Transcribe each line of the records below exactly, excluding any embedded images.

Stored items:

* Start *

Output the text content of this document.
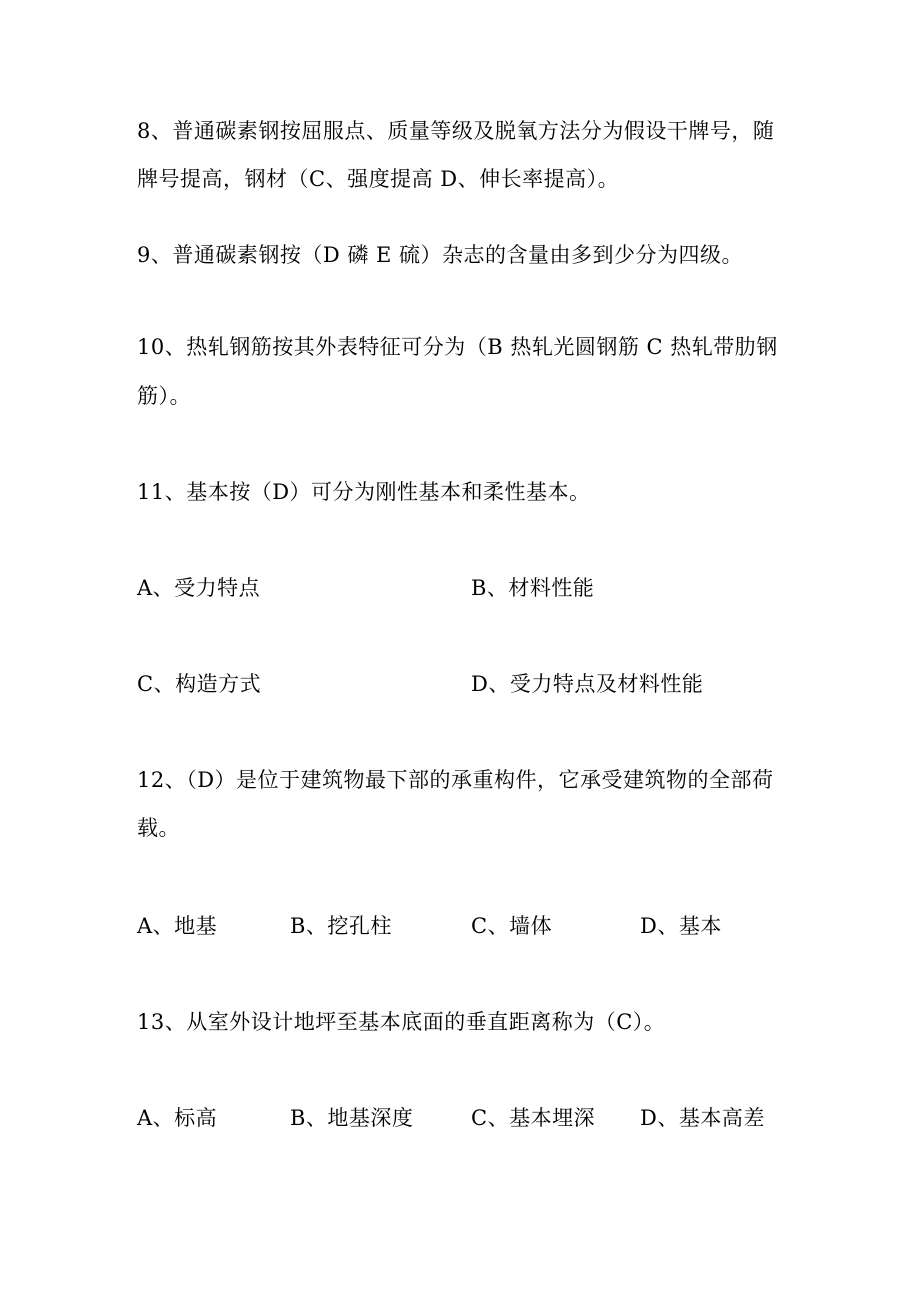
8、普通碳素钢按屈服点、质量等级及脱氧方法分为假设干牌号，随
牌号提高，钢材（C、强度提高 D、伸长率提高）。
9、普通碳素钢按（D 磷 E 硫）杂志的含量由多到少分为四级。
10、热轧钢筋按其外表特征可分为（B 热轧光圆钢筋 C 热轧带肋钢
筋）。
11、基本按（D）可分为刚性基本和柔性基本。
A、受力特点	B、材料性能
C、构造方式	D、受力特点及材料性能
12、（D）是位于建筑物最下部的承重构件，它承受建筑物的全部荷
载。
A、地基	B、挖孔柱	C、墙体	D、基本
13、从室外设计地坪至基本底面的垂直距离称为（C）。
A、标高	B、地基深度	C、基本埋深 D、基本高差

* End *

_Response to this exercise_
Output the text content of this document.
8、普通碳素钢按屈服点、质量等级及脱氧方法分为假设干牌号，随
牌号提高，钢材（C、强度提高 D、伸长率提高）。
9、普通碳素钢按（D 磷 E 硫）杂志的含量由多到少分为四级。
10、热轧钢筋按其外表特征可分为（B 热轧光圆钢筋 C 热轧带肋钢
筋）。
11、基本按（D）可分为刚性基本和柔性基本。
A、受力特点	B、材料性能
C、构造方式	D、受力特点及材料性能
12、（D）是位于建筑物最下部的承重构件，它承受建筑物的全部荷
载。
A、地基	B、挖孔柱	C、墙体	D、基本
13、从室外设计地坪至基本底面的垂直距离称为（C）。
A、标高	B、地基深度	C、基本埋深 D、基本高差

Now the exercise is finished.